> **Your goal**
Below are the records; pull every line that includes "xlabel".

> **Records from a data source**
▬▬▬▬▬▬▬▬▬▬
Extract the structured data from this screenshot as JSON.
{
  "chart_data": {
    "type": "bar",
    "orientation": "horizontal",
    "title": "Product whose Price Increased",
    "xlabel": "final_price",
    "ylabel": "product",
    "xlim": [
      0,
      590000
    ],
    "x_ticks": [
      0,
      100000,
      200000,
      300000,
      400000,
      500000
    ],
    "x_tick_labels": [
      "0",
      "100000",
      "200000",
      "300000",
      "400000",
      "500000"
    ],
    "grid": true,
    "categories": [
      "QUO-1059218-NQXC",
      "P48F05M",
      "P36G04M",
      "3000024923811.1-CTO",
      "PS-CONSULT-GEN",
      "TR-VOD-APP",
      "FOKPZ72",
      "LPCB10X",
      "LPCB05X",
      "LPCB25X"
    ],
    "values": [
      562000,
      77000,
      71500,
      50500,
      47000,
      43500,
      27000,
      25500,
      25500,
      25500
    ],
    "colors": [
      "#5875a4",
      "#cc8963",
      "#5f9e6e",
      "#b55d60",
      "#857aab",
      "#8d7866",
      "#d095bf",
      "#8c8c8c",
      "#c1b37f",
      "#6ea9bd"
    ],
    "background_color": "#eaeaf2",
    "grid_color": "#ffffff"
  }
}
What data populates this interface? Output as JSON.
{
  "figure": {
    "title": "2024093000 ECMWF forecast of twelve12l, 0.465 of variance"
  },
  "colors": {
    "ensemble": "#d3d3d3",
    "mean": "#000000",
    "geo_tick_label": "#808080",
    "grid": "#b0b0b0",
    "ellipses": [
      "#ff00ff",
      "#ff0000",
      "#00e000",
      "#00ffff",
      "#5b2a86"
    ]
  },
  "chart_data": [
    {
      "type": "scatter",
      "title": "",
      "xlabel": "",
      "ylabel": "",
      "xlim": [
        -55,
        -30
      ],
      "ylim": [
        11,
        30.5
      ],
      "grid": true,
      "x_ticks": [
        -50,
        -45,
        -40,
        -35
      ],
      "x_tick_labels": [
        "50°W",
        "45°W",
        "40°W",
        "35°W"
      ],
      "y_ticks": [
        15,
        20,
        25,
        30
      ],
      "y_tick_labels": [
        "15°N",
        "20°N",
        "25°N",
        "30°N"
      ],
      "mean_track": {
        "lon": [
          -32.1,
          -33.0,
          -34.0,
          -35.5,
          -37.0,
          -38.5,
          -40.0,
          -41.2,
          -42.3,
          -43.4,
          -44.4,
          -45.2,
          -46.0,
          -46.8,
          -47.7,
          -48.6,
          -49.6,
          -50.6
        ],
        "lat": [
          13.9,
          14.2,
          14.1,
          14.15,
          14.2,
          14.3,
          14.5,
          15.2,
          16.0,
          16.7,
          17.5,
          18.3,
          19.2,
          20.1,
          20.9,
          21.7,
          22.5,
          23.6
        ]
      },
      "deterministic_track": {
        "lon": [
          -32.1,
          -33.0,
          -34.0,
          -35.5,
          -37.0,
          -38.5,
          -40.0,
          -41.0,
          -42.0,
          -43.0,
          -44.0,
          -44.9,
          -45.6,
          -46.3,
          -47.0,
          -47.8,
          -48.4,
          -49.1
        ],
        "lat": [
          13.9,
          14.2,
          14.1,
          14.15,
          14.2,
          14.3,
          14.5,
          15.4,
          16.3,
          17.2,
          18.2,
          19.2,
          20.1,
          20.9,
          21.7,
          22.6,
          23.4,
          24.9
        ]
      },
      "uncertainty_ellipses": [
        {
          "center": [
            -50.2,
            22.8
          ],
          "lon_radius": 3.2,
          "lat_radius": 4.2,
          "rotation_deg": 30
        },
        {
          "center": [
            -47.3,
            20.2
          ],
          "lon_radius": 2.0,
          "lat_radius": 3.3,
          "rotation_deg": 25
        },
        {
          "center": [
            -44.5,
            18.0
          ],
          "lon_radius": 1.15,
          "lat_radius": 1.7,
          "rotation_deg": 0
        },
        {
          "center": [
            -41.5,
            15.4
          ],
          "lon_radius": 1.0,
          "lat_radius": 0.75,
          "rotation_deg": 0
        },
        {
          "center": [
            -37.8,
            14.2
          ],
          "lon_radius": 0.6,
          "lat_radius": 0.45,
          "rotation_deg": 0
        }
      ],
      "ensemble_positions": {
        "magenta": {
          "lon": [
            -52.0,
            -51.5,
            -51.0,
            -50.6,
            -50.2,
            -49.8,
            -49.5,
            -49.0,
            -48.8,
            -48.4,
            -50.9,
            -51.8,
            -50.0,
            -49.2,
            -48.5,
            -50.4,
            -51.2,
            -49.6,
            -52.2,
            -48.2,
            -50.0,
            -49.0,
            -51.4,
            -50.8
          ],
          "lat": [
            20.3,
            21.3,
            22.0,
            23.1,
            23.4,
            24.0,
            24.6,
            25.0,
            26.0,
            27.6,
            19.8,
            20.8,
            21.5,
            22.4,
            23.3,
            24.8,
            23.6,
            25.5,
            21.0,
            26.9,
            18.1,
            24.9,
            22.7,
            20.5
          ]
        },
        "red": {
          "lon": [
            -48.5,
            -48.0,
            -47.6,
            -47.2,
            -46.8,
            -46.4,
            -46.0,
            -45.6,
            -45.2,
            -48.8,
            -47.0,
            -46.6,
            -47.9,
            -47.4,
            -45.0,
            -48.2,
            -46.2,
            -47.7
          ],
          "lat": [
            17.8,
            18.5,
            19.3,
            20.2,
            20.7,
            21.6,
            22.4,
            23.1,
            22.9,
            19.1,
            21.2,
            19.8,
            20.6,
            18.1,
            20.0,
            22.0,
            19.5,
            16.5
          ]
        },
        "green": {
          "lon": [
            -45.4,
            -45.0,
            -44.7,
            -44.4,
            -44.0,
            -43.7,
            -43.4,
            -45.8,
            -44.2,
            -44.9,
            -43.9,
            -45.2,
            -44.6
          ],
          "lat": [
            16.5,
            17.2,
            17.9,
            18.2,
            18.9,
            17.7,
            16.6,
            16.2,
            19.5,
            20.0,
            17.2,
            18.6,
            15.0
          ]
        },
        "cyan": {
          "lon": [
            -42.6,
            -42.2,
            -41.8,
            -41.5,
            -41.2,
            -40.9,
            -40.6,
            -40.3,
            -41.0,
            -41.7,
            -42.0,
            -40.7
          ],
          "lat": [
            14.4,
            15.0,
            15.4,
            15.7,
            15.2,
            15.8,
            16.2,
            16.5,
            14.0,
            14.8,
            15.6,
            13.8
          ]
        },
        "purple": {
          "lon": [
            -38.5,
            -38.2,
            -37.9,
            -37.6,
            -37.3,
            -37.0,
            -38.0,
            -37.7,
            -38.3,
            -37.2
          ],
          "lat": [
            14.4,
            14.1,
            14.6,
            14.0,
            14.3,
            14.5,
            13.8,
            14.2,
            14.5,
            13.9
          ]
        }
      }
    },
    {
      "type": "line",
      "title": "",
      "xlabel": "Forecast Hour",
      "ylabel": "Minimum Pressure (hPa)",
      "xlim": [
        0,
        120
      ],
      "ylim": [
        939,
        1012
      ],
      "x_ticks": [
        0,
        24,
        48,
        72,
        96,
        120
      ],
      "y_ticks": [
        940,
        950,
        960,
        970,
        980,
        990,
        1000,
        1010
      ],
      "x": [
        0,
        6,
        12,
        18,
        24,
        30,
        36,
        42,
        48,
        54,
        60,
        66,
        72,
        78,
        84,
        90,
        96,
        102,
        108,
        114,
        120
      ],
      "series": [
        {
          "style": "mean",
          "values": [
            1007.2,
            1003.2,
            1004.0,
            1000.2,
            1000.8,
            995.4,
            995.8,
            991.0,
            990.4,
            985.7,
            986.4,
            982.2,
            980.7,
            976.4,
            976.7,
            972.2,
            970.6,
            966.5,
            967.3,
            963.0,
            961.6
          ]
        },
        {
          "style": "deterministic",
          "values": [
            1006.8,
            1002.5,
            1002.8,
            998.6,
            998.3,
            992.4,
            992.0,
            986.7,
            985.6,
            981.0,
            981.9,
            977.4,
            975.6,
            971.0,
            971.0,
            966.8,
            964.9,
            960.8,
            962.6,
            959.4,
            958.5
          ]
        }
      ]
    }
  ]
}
▬▬▬▬▬▬▬▬▬▬
> **Correct result**
    "xlabel": "final_price",
      "xlabel": "",
      "xlabel": "Forecast Hour",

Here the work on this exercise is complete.